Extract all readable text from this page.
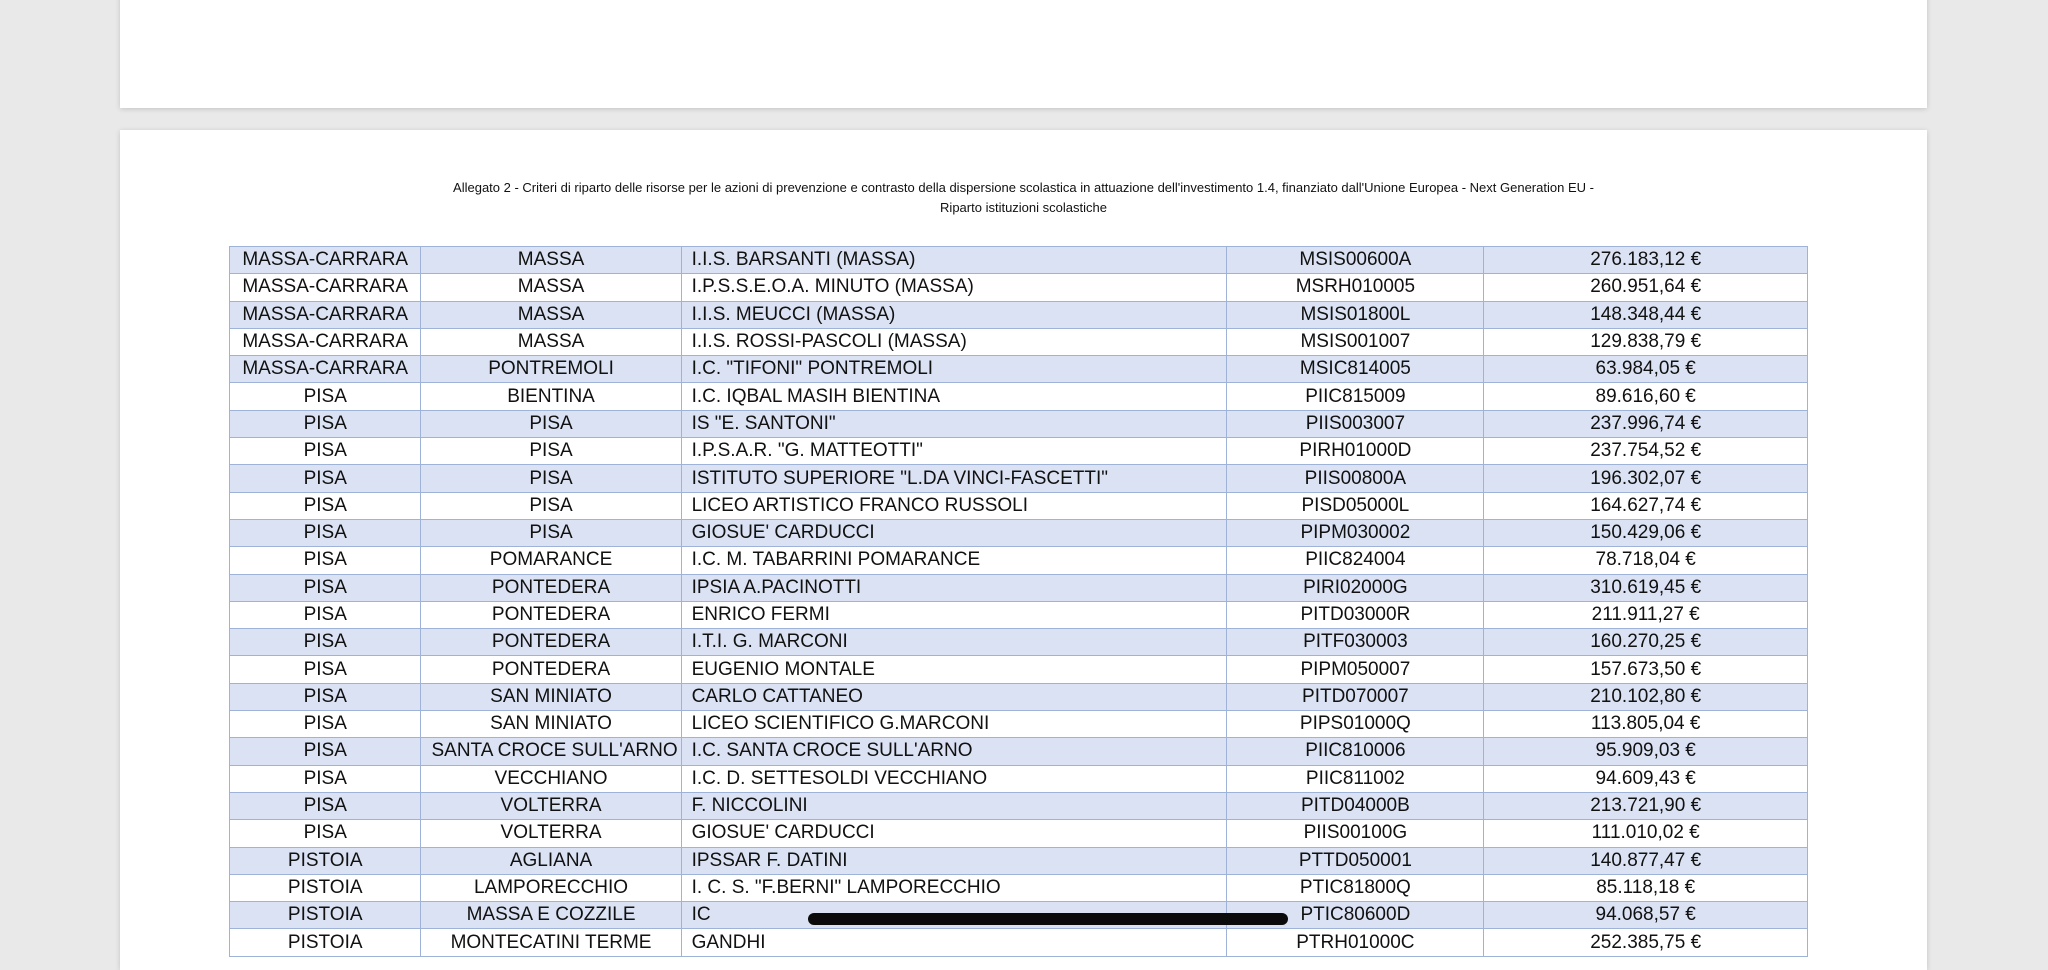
Allegato 2 - Criteri di riparto delle risorse per le azioni di prevenzione e contrasto della dispersione scolastica in attuazione dell'investimento 1.4, finanziato dall'Unione Europea - Next Generation EU -
Riparto istituzioni scolastiche
MASSA-CARRARA	MASSA	I.I.S. BARSANTI (MASSA)	MSIS00600A	276.183,12 €
MASSA-CARRARA	MASSA	I.P.S.S.E.O.A. MINUTO (MASSA)	MSRH010005	260.951,64 €
MASSA-CARRARA	MASSA	I.I.S. MEUCCI (MASSA)	MSIS01800L	148.348,44 €
MASSA-CARRARA	MASSA	I.I.S. ROSSI-PASCOLI (MASSA)	MSIS001007	129.838,79 €
MASSA-CARRARA	PONTREMOLI	I.C. "TIFONI" PONTREMOLI	MSIC814005	63.984,05 €
PISA	BIENTINA	I.C. IQBAL MASIH BIENTINA	PIIC815009	89.616,60 €
PISA	PISA	IS "E. SANTONI"	PIIS003007	237.996,74 €
PISA	PISA	I.P.S.A.R. "G. MATTEOTTI"	PIRH01000D	237.754,52 €
PISA	PISA	ISTITUTO SUPERIORE "L.DA VINCI-FASCETTI"	PIIS00800A	196.302,07 €
PISA	PISA	LICEO ARTISTICO FRANCO RUSSOLI	PISD05000L	164.627,74 €
PISA	PISA	GIOSUE' CARDUCCI	PIPM030002	150.429,06 €
PISA	POMARANCE	I.C. M. TABARRINI POMARANCE	PIIC824004	78.718,04 €
PISA	PONTEDERA	IPSIA A.PACINOTTI	PIRI02000G	310.619,45 €
PISA	PONTEDERA	ENRICO FERMI	PITD03000R	211.911,27 €
PISA	PONTEDERA	I.T.I. G. MARCONI	PITF030003	160.270,25 €
PISA	PONTEDERA	EUGENIO MONTALE	PIPM050007	157.673,50 €
PISA	SAN MINIATO	CARLO CATTANEO	PITD070007	210.102,80 €
PISA	SAN MINIATO	LICEO SCIENTIFICO G.MARCONI	PIPS01000Q	113.805,04 €
PISA	SANTA CROCE SULL'ARNO	I.C. SANTA CROCE SULL'ARNO	PIIC810006	95.909,03 €
PISA	VECCHIANO	I.C. D. SETTESOLDI VECCHIANO	PIIC811002	94.609,43 €
PISA	VOLTERRA	F. NICCOLINI	PITD04000B	213.721,90 €
PISA	VOLTERRA	GIOSUE' CARDUCCI	PIIS00100G	111.010,02 €
PISTOIA	AGLIANA	IPSSAR F. DATINI	PTTD050001	140.877,47 €
PISTOIA	LAMPORECCHIO	I. C. S. "F.BERNI" LAMPORECCHIO	PTIC81800Q	85.118,18 €
PISTOIA	MASSA E COZZILE	IC	PTIC80600D	94.068,57 €
PISTOIA	MONTECATINI TERME	GANDHI	PTRH01000C	252.385,75 €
——————
● **PROBLEM DETAILS**: Copy every line of the data word for word, omitting the images.

● **EXPECTED ANSWER**:
Extract all readable text from this page.
Allegato 2 - Criteri di riparto delle risorse per le azioni di prevenzione e contrasto della dispersione scolastica in attuazione dell'investimento 1.4, finanziato dall'Unione Europea - Next Generation EU -
Riparto istituzioni scolastiche
MASSA-CARRARA	MASSA	I.I.S. BARSANTI (MASSA)	MSIS00600A	276.183,12 €
MASSA-CARRARA	MASSA	I.P.S.S.E.O.A. MINUTO (MASSA)	MSRH010005	260.951,64 €
MASSA-CARRARA	MASSA	I.I.S. MEUCCI (MASSA)	MSIS01800L	148.348,44 €
MASSA-CARRARA	MASSA	I.I.S. ROSSI-PASCOLI (MASSA)	MSIS001007	129.838,79 €
MASSA-CARRARA	PONTREMOLI	I.C. "TIFONI" PONTREMOLI	MSIC814005	63.984,05 €
PISA	BIENTINA	I.C. IQBAL MASIH BIENTINA	PIIC815009	89.616,60 €
PISA	PISA	IS "E. SANTONI"	PIIS003007	237.996,74 €
PISA	PISA	I.P.S.A.R. "G. MATTEOTTI"	PIRH01000D	237.754,52 €
PISA	PISA	ISTITUTO SUPERIORE "L.DA VINCI-FASCETTI"	PIIS00800A	196.302,07 €
PISA	PISA	LICEO ARTISTICO FRANCO RUSSOLI	PISD05000L	164.627,74 €
PISA	PISA	GIOSUE' CARDUCCI	PIPM030002	150.429,06 €
PISA	POMARANCE	I.C. M. TABARRINI POMARANCE	PIIC824004	78.718,04 €
PISA	PONTEDERA	IPSIA A.PACINOTTI	PIRI02000G	310.619,45 €
PISA	PONTEDERA	ENRICO FERMI	PITD03000R	211.911,27 €
PISA	PONTEDERA	I.T.I. G. MARCONI	PITF030003	160.270,25 €
PISA	PONTEDERA	EUGENIO MONTALE	PIPM050007	157.673,50 €
PISA	SAN MINIATO	CARLO CATTANEO	PITD070007	210.102,80 €
PISA	SAN MINIATO	LICEO SCIENTIFICO G.MARCONI	PIPS01000Q	113.805,04 €
PISA	SANTA CROCE SULL'ARNO	I.C. SANTA CROCE SULL'ARNO	PIIC810006	95.909,03 €
PISA	VECCHIANO	I.C. D. SETTESOLDI VECCHIANO	PIIC811002	94.609,43 €
PISA	VOLTERRA	F. NICCOLINI	PITD04000B	213.721,90 €
PISA	VOLTERRA	GIOSUE' CARDUCCI	PIIS00100G	111.010,02 €
PISTOIA	AGLIANA	IPSSAR F. DATINI	PTTD050001	140.877,47 €
PISTOIA	LAMPORECCHIO	I. C. S. "F.BERNI" LAMPORECCHIO	PTIC81800Q	85.118,18 €
PISTOIA	MASSA E COZZILE	IC	PTIC80600D	94.068,57 €
PISTOIA	MONTECATINI TERME	GANDHI	PTRH01000C	252.385,75 €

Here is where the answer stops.